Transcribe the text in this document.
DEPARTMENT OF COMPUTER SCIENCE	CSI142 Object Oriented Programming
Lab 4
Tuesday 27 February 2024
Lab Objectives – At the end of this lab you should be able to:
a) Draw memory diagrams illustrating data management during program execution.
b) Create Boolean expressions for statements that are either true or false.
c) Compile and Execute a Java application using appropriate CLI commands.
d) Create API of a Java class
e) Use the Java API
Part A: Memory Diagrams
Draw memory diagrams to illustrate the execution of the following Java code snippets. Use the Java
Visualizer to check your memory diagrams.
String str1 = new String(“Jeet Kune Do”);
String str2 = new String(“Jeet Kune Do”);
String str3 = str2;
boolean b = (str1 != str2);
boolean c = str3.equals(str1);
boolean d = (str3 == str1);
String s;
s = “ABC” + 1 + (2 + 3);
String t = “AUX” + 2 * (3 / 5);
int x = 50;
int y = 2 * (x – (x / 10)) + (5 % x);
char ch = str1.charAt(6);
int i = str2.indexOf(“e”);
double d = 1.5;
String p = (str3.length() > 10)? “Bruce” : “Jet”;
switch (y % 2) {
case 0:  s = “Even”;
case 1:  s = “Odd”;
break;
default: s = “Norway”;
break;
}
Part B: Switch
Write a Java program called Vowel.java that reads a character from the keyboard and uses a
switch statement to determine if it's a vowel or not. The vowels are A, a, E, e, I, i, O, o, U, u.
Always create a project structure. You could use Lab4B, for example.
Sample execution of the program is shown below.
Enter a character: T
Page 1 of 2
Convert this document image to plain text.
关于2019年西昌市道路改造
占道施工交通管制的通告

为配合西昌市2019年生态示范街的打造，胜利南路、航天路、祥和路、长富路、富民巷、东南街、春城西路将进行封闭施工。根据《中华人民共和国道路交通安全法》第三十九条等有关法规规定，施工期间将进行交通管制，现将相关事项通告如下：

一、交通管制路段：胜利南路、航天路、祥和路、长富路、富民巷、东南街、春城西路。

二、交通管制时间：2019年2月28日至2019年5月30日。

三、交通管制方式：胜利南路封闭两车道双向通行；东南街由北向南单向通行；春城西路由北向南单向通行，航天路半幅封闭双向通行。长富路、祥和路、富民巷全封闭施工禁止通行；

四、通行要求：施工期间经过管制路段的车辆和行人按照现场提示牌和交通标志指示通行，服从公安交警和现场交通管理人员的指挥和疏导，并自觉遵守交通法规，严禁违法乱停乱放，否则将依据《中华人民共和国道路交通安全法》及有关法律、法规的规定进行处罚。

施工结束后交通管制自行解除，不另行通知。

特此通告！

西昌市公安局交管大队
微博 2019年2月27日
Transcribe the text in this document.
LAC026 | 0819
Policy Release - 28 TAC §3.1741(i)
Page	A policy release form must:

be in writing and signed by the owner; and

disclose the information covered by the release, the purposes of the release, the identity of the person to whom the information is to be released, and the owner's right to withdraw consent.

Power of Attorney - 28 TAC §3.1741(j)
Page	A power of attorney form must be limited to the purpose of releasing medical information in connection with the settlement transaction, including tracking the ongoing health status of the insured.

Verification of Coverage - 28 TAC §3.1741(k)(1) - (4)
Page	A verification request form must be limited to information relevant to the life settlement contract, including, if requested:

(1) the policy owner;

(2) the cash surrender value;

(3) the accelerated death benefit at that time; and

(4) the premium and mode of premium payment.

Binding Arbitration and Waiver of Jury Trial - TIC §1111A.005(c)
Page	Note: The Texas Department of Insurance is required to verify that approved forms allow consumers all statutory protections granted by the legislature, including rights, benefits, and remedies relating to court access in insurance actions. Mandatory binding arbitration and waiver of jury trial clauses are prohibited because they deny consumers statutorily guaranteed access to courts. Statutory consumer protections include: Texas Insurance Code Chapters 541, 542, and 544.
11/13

What is expected
Emit the full listing verbatim.

Solution for this problem
Transcribe the text in this document.
DEPARTMENT OF COMPUTER SCIENCE	CSI142 Object Oriented Programming
Lab 4
Tuesday 27 February 2024
Lab Objectives – At the end of this lab you should be able to:
a) Draw memory diagrams illustrating data management during program execution.
b) Create Boolean expressions for statements that are either true or false.
c) Compile and Execute a Java application using appropriate CLI commands.
d) Create API of a Java class
e) Use the Java API
Part A: Memory Diagrams
Draw memory diagrams to illustrate the execution of the following Java code snippets. Use the Java
Visualizer to check your memory diagrams.
String str1 = new String(“Jeet Kune Do”);
String str2 = new String(“Jeet Kune Do”);
String str3 = str2;
boolean b = (str1 != str2);
boolean c = str3.equals(str1);
boolean d = (str3 == str1);
String s;
s = “ABC” + 1 + (2 + 3);
String t = “AUX” + 2 * (3 / 5);
int x = 50;
int y = 2 * (x – (x / 10)) + (5 % x);
char ch = str1.charAt(6);
int i = str2.indexOf(“e”);
double d = 1.5;
String p = (str3.length() > 10)? “Bruce” : “Jet”;
switch (y % 2) {
case 0:  s = “Even”;
case 1:  s = “Odd”;
break;
default: s = “Norway”;
break;
}
Part B: Switch
Write a Java program called Vowel.java that reads a character from the keyboard and uses a
switch statement to determine if it's a vowel or not. The vowels are A, a, E, e, I, i, O, o, U, u.
Always create a project structure. You could use Lab4B, for example.
Sample execution of the program is shown below.
Enter a character: T
Page 1 of 2
Convert this document image to plain text.
关于2019年西昌市道路改造
占道施工交通管制的通告

为配合西昌市2019年生态示范街的打造，胜利南路、航天路、祥和路、长富路、富民巷、东南街、春城西路将进行封闭施工。根据《中华人民共和国道路交通安全法》第三十九条等有关法规规定，施工期间将进行交通管制，现将相关事项通告如下：

一、交通管制路段：胜利南路、航天路、祥和路、长富路、富民巷、东南街、春城西路。

二、交通管制时间：2019年2月28日至2019年5月30日。

三、交通管制方式：胜利南路封闭两车道双向通行；东南街由北向南单向通行；春城西路由北向南单向通行，航天路半幅封闭双向通行。长富路、祥和路、富民巷全封闭施工禁止通行；

四、通行要求：施工期间经过管制路段的车辆和行人按照现场提示牌和交通标志指示通行，服从公安交警和现场交通管理人员的指挥和疏导，并自觉遵守交通法规，严禁违法乱停乱放，否则将依据《中华人民共和国道路交通安全法》及有关法律、法规的规定进行处罚。

施工结束后交通管制自行解除，不另行通知。

特此通告！

西昌市公安局交管大队
微博 2019年2月27日
Transcribe the text in this document.
LAC026 | 0819
Policy Release - 28 TAC §3.1741(i)
Page	A policy release form must:

be in writing and signed by the owner; and

disclose the information covered by the release, the purposes of the release, the identity of the person to whom the information is to be released, and the owner's right to withdraw consent.

Power of Attorney - 28 TAC §3.1741(j)
Page	A power of attorney form must be limited to the purpose of releasing medical information in connection with the settlement transaction, including tracking the ongoing health status of the insured.

Verification of Coverage - 28 TAC §3.1741(k)(1) - (4)
Page	A verification request form must be limited to information relevant to the life settlement contract, including, if requested:

(1) the policy owner;

(2) the cash surrender value;

(3) the accelerated death benefit at that time; and

(4) the premium and mode of premium payment.

Binding Arbitration and Waiver of Jury Trial - TIC §1111A.005(c)
Page	Note: The Texas Department of Insurance is required to verify that approved forms allow consumers all statutory protections granted by the legislature, including rights, benefits, and remedies relating to court access in insurance actions. Mandatory binding arbitration and waiver of jury trial clauses are prohibited because they deny consumers statutorily guaranteed access to courts. Statutory consumer protections include: Texas Insurance Code Chapters 541, 542, and 544.
11/13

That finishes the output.